__WHAT IS NEEDED__. In the listing below, locate the lines that hold "Opened" and copy them.

__DATA ENTRIES__.
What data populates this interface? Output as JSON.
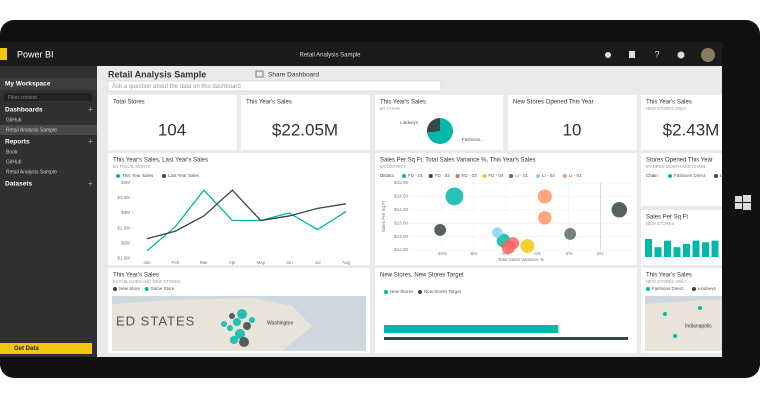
{
  "app": {
    "brand": "Power BI",
    "title": "Retail Analysis Sample"
  },
  "sidebar": {
    "workspace": "My Workspace",
    "filter_placeholder": "Filter content",
    "sections": [
      {
        "title": "Dashboards",
        "items": [
          "GitHub",
          "Retail Analysis Sample"
        ]
      },
      {
        "title": "Reports",
        "items": [
          "Book",
          "GitHub",
          "Retail Analysis Sample"
        ]
      },
      {
        "title": "Datasets"
      }
    ],
    "get_data": "Get Data"
  },
  "dashboard": {
    "title": "Retail Analysis Sample",
    "share": "Share Dashboard",
    "qa_placeholder": "Ask a question about the data on this dashboard"
  },
  "tiles": [
    {
      "title": "Total Stores",
      "value": 104
    },
    {
      "title": "This Year's Sales",
      "value": 22050000,
      "value_label": "$22.05M"
    },
    {
      "title": "This Year's Sales",
      "subtitle": "BY CHAIN",
      "chart_data": {
        "type": "pie",
        "categories": [
          "Lindseys",
          "Fashions..."
        ],
        "values": [
          27,
          73
        ],
        "colors": [
          "#374649",
          "#01b8aa"
        ]
      }
    },
    {
      "title": "New Stores Opened This Year",
      "value": 10
    },
    {
      "title": "This Year's Sales",
      "subtitle": "NEW STORES ONLY",
      "value": 2430000,
      "value_label": "$2.43M"
    },
    {
      "title": "This Year's Sales, Last Year's Sales",
      "subtitle": "BY FISCAL MONTH",
      "chart_data": {
        "type": "line",
        "categories": [
          "Jan",
          "Feb",
          "Mar",
          "Apr",
          "May",
          "Jun",
          "Jul",
          "Aug"
        ],
        "series": [
          {
            "name": "This Year Sales",
            "color": "#01b8aa",
            "values": [
              1750000,
              2550000,
              3750000,
              2750000,
              2750000,
              3000000,
              2450000,
              3050000
            ]
          },
          {
            "name": "Last Year Sales",
            "color": "#374649",
            "values": [
              2150000,
              2400000,
              2900000,
              3750000,
              2750000,
              2900000,
              3150000,
              3300000
            ]
          }
        ],
        "ylim": [
          1250000,
          4250000
        ],
        "yticks": [
          {
            "value": 1500000,
            "label": "$1.5M"
          },
          {
            "value": 2000000,
            "label": "$2M"
          },
          {
            "value": 2500000,
            "label": "$2.5M"
          },
          {
            "value": 3000000,
            "label": "$3M"
          },
          {
            "value": 3500000,
            "label": "$3.5M"
          },
          {
            "value": 4000000,
            "label": "$4M"
          }
        ]
      }
    },
    {
      "title": "Sales Per Sq Ft, Total Sales Variance %, This Year's Sales",
      "subtitle": "BY DISTRICT",
      "chart_data": {
        "type": "scatter",
        "legend_title": "District",
        "x_label": "Total Sales Variance %",
        "y_label": "Sales Per Sq Ft",
        "series": [
          {
            "name": "FD - 01",
            "color": "#01b8aa",
            "x": [
              -9.2,
              -6.1
            ],
            "values": [
              14.5,
              12.85
            ],
            "sizes": [
              3.2,
              1.9
            ]
          },
          {
            "name": "FD - 02",
            "color": "#374649",
            "x": [
              -10.1,
              1.2
            ],
            "values": [
              13.25,
              14.0
            ],
            "sizes": [
              1.4,
              2.4
            ]
          },
          {
            "name": "FD - 03",
            "color": "#fd625e",
            "x": [
              -5.8,
              -5.5
            ],
            "values": [
              12.6,
              12.75
            ],
            "sizes": [
              1.8,
              1.5
            ]
          },
          {
            "name": "FD - 04",
            "color": "#f2c80f",
            "x": [
              -4.6
            ],
            "values": [
              12.65
            ],
            "sizes": [
              1.9
            ]
          },
          {
            "name": "LI - 01",
            "color": "#5f6b6d",
            "x": [
              -1.9
            ],
            "values": [
              13.1
            ],
            "sizes": [
              1.4
            ]
          },
          {
            "name": "LI - 02",
            "color": "#8ad4eb",
            "x": [
              -6.5
            ],
            "values": [
              13.15
            ],
            "sizes": [
              1.1
            ]
          },
          {
            "name": "LI - 03",
            "color": "#fe9666",
            "x": [
              -3.5,
              -3.5
            ],
            "values": [
              14.5,
              13.7
            ],
            "sizes": [
              2.0,
              1.8
            ]
          }
        ],
        "xlim": [
          -12,
          2
        ],
        "xticks": [
          {
            "value": -10,
            "label": "-10%"
          },
          {
            "value": -8,
            "label": "-8%"
          },
          {
            "value": -6,
            "label": "-6%"
          },
          {
            "value": -4,
            "label": "-4%"
          },
          {
            "value": -2,
            "label": "-2%"
          },
          {
            "value": 0,
            "label": "0%"
          }
        ],
        "ylim": [
          12.5,
          15
        ],
        "yticks": [
          {
            "value": 12.5,
            "label": "$12.50"
          },
          {
            "value": 13,
            "label": "$13.00"
          },
          {
            "value": 13.5,
            "label": "$13.50"
          },
          {
            "value": 14,
            "label": "$14.00"
          },
          {
            "value": 14.5,
            "label": "$14.50"
          },
          {
            "value": 15,
            "label": "$15.00"
          }
        ]
      }
    },
    {
      "title": "Stores Opened This Year",
      "subtitle": "BY OPEN MONTH AND CHAIN",
      "chart_data": {
        "type": "legend",
        "legend_title": "Chain",
        "series": [
          {
            "name": "Fashions Direct",
            "color": "#01b8aa"
          },
          {
            "name": "Lindseys",
            "color": "#374649"
          }
        ]
      }
    },
    {
      "title": "Sales Per Sq Ft",
      "subtitle": "NEW STORES",
      "chart_data": {
        "type": "column",
        "color": "#01b8aa",
        "values": [
          11,
          6,
          10,
          6,
          8,
          10,
          9,
          10
        ]
      }
    },
    {
      "title": "This Year's Sales",
      "subtitle": "ESTABLISHED AND NEW STORES",
      "map": {
        "legend": [
          {
            "name": "New Store",
            "color": "#374649"
          },
          {
            "name": "Same Store",
            "color": "#01b8aa"
          }
        ],
        "labels": [
          "ED STATES",
          "Washington"
        ]
      }
    },
    {
      "title": "New Stores, New Stores Target",
      "chart_data": {
        "type": "hbar",
        "series": [
          {
            "name": "New Stores",
            "color": "#01b8aa",
            "values": [
              10
            ]
          },
          {
            "name": "New Stores Target",
            "color": "#374649",
            "values": [
              14
            ]
          }
        ]
      }
    },
    {
      "title": "This Year's Sales",
      "subtitle": "NEW STORES ONLY",
      "map": {
        "legend": [
          {
            "name": "Fashions Direct",
            "color": "#01b8aa"
          },
          {
            "name": "Lindseys",
            "color": "#374649"
          }
        ],
        "labels": [
          "Indianapolis"
        ]
      }
    }
  ]
}
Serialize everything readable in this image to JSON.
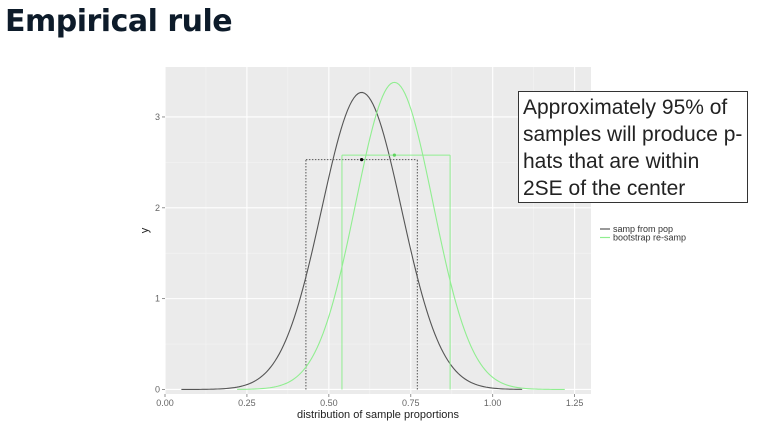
{
  "slide": {
    "title": "Empirical rule"
  },
  "callout": {
    "text": "Approximately 95% of samples will produce p-hats that are within 2SE of the center"
  },
  "chart_data": {
    "type": "line",
    "title": "",
    "xlabel": "distribution of sample proportions",
    "ylabel": "y",
    "xlim": [
      0.0,
      1.3
    ],
    "ylim": [
      -0.05,
      3.55
    ],
    "x_ticks": [
      0.0,
      0.25,
      0.5,
      0.75,
      1.0,
      1.25
    ],
    "x_tick_labels": [
      "0.00",
      "0.25",
      "0.50",
      "0.75",
      "1.00",
      "1.25"
    ],
    "y_ticks": [
      0,
      1,
      2,
      3
    ],
    "y_tick_labels": [
      "0",
      "1",
      "2",
      "3"
    ],
    "background": "#ebebeb",
    "grid": true,
    "legend_position": "right",
    "series": [
      {
        "name": "samp from pop",
        "color": "#555555",
        "curve": {
          "mean": 0.6,
          "sd": 0.122,
          "x_range": [
            0.05,
            1.09
          ]
        },
        "interval": [
          0.43,
          0.77
        ],
        "bracket_height": 2.53,
        "center_point": [
          0.6,
          2.53
        ]
      },
      {
        "name": "bootstrap re-samp",
        "color": "#90ee90",
        "curve": {
          "mean": 0.7,
          "sd": 0.118,
          "x_range": [
            0.22,
            1.22
          ]
        },
        "interval": [
          0.54,
          0.87
        ],
        "bracket_height": 2.58,
        "center_point": [
          0.7,
          2.58
        ]
      }
    ]
  }
}
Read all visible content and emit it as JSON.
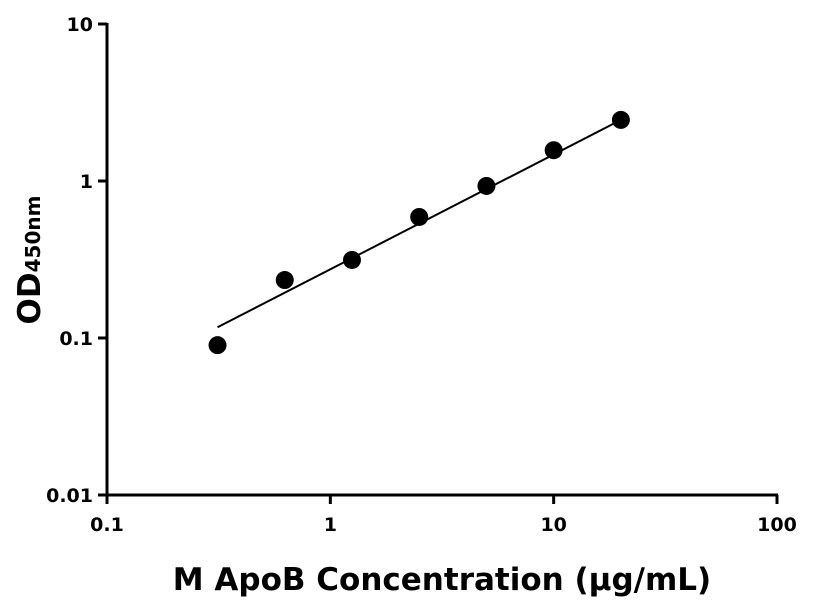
{
  "chart_data": {
    "type": "scatter",
    "title": "",
    "xlabel": "M ApoB Concentration (μg/mL)",
    "ylabel_main": "OD",
    "ylabel_sub": "450nm",
    "xscale": "log",
    "yscale": "log",
    "xlim": [
      0.1,
      100
    ],
    "ylim": [
      0.01,
      10
    ],
    "x_ticks": [
      0.1,
      1,
      10,
      100
    ],
    "x_tick_labels": [
      "0.1",
      "1",
      "10",
      "100"
    ],
    "y_ticks": [
      0.01,
      0.1,
      1,
      10
    ],
    "y_tick_labels": [
      "0.01",
      "0.1",
      "1",
      "10"
    ],
    "grid": false,
    "points": {
      "x": [
        0.3125,
        0.625,
        1.25,
        2.5,
        5,
        10,
        20
      ],
      "y": [
        0.09,
        0.234,
        0.314,
        0.59,
        0.93,
        1.57,
        2.45
      ]
    },
    "fit_line": {
      "x": [
        0.3125,
        20
      ],
      "y": [
        0.117,
        2.45
      ]
    },
    "colors": {
      "points": "#000000",
      "line": "#000000",
      "axes": "#000000"
    }
  }
}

__REPLY TO THE EXERCISE__.
      "title": "New Stores Opened This Year",
      "title": "Stores Opened This Year",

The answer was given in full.